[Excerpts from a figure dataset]
## START
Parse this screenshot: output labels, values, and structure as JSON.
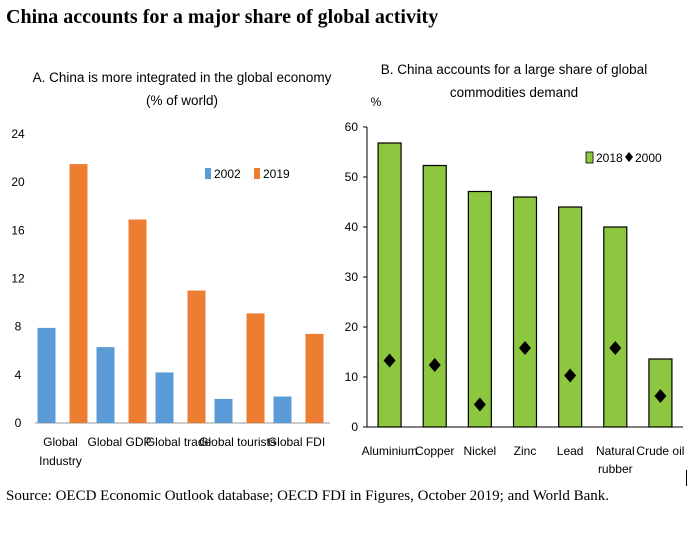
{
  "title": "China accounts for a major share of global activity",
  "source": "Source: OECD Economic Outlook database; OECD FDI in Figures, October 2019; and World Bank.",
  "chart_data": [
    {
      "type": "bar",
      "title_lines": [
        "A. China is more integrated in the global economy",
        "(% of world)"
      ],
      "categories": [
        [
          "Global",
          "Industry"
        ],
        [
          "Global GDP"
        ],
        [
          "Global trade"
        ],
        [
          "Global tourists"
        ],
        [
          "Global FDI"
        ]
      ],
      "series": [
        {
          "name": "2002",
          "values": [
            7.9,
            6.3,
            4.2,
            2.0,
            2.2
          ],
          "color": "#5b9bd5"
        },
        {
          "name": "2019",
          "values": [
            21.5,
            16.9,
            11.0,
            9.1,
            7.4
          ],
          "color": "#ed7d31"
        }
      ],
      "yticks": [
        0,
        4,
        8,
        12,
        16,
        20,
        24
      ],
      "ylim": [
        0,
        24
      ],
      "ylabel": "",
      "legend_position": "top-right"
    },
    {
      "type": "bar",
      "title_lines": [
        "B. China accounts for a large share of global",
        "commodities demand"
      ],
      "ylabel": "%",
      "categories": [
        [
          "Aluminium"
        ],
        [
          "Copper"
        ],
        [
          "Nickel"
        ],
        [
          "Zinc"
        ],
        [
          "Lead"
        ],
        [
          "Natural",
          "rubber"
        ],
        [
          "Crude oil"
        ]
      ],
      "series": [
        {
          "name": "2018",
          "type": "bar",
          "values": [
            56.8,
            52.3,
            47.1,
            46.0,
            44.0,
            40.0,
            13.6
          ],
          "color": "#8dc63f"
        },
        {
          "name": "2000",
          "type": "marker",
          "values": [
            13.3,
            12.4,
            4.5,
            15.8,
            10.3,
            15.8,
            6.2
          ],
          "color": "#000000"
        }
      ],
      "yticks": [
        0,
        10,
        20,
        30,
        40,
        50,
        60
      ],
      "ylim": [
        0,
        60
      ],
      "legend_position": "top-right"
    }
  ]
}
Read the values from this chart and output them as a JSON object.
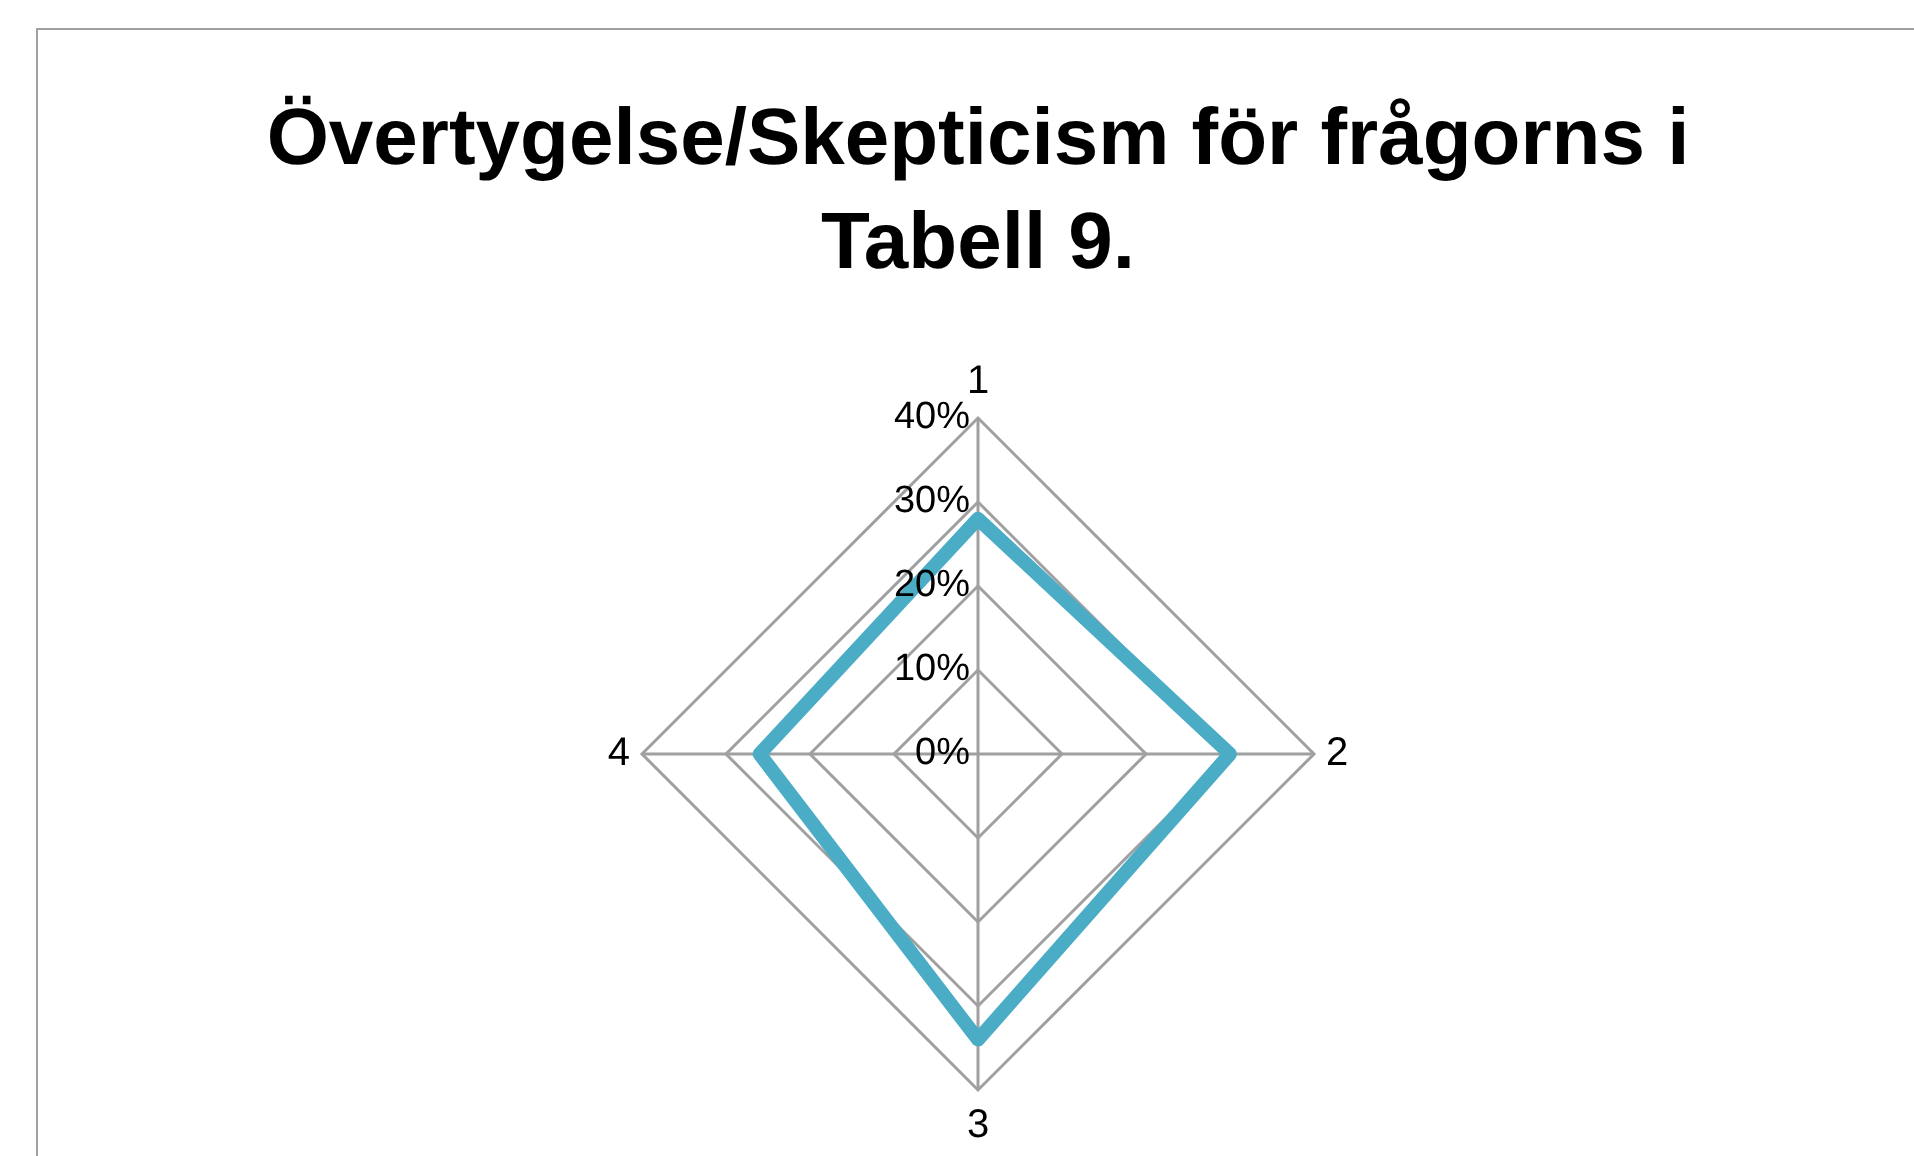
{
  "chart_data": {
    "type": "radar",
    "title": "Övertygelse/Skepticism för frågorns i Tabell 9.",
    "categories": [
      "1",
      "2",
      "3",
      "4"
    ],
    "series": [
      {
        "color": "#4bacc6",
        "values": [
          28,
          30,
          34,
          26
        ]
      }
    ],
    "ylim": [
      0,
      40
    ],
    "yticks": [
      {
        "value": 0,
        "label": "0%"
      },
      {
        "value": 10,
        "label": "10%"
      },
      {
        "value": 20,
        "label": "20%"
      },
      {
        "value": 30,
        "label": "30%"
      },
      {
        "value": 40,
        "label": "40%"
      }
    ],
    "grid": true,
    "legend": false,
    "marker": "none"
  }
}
## END
## PROBLEM DETAILS
Keep the pictures out and write out the records exactly.

## RESPONSE FOR THIS EXERCISE
Parse this screenshot: output labels, values, and structure as JSON.
{
  "title": "China accounts for a major share of global activity",
  "source": "Source: OECD Economic Outlook database; OECD FDI in Figures, October 2019; and World Bank.",
  "chart_data": [
    {
      "type": "bar",
      "title_lines": [
        "A. China is more integrated in the global economy",
        "(% of world)"
      ],
      "categories": [
        [
          "Global",
          "Industry"
        ],
        [
          "Global GDP"
        ],
        [
          "Global trade"
        ],
        [
          "Global tourists"
        ],
        [
          "Global FDI"
        ]
      ],
      "series": [
        {
          "name": "2002",
          "values": [
            7.9,
            6.3,
            4.2,
            2.0,
            2.2
          ],
          "color": "#5b9bd5"
        },
        {
          "name": "2019",
          "values": [
            21.5,
            16.9,
            11.0,
            9.1,
            7.4
          ],
          "color": "#ed7d31"
        }
      ],
      "yticks": [
        0,
        4,
        8,
        12,
        16,
        20,
        24
      ],
      "ylim": [
        0,
        24
      ],
      "ylabel": "",
      "legend_position": "top-right"
    },
    {
      "type": "bar",
      "title_lines": [
        "B. China accounts for a large share of global",
        "commodities demand"
      ],
      "ylabel": "%",
      "categories": [
        [
          "Aluminium"
        ],
        [
          "Copper"
        ],
        [
          "Nickel"
        ],
        [
          "Zinc"
        ],
        [
          "Lead"
        ],
        [
          "Natural",
          "rubber"
        ],
        [
          "Crude oil"
        ]
      ],
      "series": [
        {
          "name": "2018",
          "type": "bar",
          "values": [
            56.8,
            52.3,
            47.1,
            46.0,
            44.0,
            40.0,
            13.6
          ],
          "color": "#8dc63f"
        },
        {
          "name": "2000",
          "type": "marker",
          "values": [
            13.3,
            12.4,
            4.5,
            15.8,
            10.3,
            15.8,
            6.2
          ],
          "color": "#000000"
        }
      ],
      "yticks": [
        0,
        10,
        20,
        30,
        40,
        50,
        60
      ],
      "ylim": [
        0,
        60
      ],
      "legend_position": "top-right"
    }
  ]
}
Read the values from this chart and output them as a JSON object.
{
  "chart_data": {
    "type": "radar",
    "title": "Övertygelse/Skepticism för frågorns i Tabell 9.",
    "categories": [
      "1",
      "2",
      "3",
      "4"
    ],
    "series": [
      {
        "color": "#4bacc6",
        "values": [
          28,
          30,
          34,
          26
        ]
      }
    ],
    "ylim": [
      0,
      40
    ],
    "yticks": [
      {
        "value": 0,
        "label": "0%"
      },
      {
        "value": 10,
        "label": "10%"
      },
      {
        "value": 20,
        "label": "20%"
      },
      {
        "value": 30,
        "label": "30%"
      },
      {
        "value": 40,
        "label": "40%"
      }
    ],
    "grid": true,
    "legend": false,
    "marker": "none"
  }
}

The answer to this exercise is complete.